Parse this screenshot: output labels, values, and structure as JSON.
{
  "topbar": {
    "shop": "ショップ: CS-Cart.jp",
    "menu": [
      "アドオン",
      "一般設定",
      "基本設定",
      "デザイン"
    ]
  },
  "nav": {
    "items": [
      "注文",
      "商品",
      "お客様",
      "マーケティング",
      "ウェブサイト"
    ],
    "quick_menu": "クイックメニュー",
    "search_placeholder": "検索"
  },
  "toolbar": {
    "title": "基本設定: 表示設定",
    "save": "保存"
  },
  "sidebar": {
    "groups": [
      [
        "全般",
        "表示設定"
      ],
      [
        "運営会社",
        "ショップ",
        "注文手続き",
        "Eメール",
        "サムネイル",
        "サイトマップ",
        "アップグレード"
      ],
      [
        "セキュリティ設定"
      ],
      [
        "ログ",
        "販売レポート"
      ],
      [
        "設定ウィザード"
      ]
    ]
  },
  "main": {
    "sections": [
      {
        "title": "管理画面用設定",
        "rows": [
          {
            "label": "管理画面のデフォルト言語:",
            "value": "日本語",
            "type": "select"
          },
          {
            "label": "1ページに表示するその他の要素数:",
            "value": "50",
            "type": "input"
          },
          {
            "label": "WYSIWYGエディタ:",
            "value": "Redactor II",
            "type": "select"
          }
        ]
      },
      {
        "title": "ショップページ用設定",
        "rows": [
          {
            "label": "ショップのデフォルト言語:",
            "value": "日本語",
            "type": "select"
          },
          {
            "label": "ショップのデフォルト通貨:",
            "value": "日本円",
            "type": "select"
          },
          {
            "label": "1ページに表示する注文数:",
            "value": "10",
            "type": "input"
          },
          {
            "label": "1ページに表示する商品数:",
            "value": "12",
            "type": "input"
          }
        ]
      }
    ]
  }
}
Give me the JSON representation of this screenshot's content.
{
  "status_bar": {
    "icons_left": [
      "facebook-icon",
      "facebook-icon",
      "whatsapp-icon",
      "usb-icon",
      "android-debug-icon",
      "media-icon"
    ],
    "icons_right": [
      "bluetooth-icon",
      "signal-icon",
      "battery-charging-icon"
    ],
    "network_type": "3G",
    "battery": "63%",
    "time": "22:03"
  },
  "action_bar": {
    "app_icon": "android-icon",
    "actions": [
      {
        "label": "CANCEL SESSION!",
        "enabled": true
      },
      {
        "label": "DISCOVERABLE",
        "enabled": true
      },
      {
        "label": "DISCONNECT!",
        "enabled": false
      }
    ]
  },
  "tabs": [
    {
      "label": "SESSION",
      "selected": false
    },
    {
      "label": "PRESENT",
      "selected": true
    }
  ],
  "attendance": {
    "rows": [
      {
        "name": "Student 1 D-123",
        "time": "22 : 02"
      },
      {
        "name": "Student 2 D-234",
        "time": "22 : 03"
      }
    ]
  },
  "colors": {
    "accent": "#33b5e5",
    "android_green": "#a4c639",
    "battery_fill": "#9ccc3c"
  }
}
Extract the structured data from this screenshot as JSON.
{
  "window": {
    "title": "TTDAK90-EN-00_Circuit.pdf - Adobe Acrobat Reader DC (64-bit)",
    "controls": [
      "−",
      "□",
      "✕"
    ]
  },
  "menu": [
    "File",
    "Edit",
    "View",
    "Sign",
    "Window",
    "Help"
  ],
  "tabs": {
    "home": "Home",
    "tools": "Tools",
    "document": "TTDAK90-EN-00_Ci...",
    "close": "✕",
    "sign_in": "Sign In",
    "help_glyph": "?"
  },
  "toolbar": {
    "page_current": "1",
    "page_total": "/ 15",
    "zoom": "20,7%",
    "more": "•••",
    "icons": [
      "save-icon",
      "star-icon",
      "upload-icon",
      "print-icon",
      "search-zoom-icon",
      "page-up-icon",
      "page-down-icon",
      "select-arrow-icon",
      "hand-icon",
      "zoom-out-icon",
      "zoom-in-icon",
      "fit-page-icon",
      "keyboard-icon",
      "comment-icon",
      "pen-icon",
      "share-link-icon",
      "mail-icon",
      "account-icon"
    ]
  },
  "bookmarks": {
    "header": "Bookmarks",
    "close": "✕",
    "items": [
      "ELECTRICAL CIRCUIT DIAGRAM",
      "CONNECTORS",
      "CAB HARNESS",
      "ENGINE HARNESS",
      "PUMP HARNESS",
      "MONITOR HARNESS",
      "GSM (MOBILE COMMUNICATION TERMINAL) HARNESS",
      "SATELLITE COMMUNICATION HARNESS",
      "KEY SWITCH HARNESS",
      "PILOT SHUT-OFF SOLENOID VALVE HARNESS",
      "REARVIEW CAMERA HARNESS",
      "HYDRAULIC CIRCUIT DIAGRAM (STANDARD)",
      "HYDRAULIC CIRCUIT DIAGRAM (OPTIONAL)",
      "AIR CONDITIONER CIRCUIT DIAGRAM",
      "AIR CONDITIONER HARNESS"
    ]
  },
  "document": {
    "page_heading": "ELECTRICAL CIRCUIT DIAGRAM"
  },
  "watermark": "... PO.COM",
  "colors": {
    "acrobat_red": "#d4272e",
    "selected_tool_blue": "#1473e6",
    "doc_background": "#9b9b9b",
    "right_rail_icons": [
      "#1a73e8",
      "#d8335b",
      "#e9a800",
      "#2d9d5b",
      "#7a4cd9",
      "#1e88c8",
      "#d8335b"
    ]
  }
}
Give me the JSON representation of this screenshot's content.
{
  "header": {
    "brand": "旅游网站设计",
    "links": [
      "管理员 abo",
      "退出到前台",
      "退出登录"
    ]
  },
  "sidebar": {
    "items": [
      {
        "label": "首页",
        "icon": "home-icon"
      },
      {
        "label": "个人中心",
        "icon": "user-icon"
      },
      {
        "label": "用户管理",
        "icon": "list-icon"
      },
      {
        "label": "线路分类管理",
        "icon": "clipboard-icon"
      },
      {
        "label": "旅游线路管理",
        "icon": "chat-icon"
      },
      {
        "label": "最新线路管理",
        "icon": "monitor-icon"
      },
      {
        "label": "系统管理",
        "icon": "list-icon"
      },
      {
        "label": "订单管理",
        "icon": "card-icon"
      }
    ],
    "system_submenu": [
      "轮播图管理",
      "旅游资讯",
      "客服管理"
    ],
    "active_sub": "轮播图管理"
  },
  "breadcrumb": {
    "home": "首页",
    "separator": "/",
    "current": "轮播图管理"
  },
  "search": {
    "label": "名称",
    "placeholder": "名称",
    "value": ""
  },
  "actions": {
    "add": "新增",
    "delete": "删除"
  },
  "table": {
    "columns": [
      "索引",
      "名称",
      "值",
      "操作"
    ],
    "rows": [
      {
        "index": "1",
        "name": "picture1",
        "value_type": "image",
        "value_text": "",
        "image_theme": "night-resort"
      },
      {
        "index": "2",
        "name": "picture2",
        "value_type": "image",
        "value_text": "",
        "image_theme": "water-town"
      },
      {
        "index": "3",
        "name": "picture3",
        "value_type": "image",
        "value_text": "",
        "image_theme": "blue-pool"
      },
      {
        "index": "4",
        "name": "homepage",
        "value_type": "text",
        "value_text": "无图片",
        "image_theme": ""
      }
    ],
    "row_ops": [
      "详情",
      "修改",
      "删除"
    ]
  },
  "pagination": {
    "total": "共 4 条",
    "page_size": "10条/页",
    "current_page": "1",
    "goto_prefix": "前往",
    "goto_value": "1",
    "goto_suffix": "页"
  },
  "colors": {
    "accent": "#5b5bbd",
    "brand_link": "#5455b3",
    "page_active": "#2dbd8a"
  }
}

Directive:
Reproduce each line from the records that contains the word "轮播图管理".

Correct result:
      "轮播图管理",
    "active_sub": "轮播图管理"
    "current": "轮播图管理"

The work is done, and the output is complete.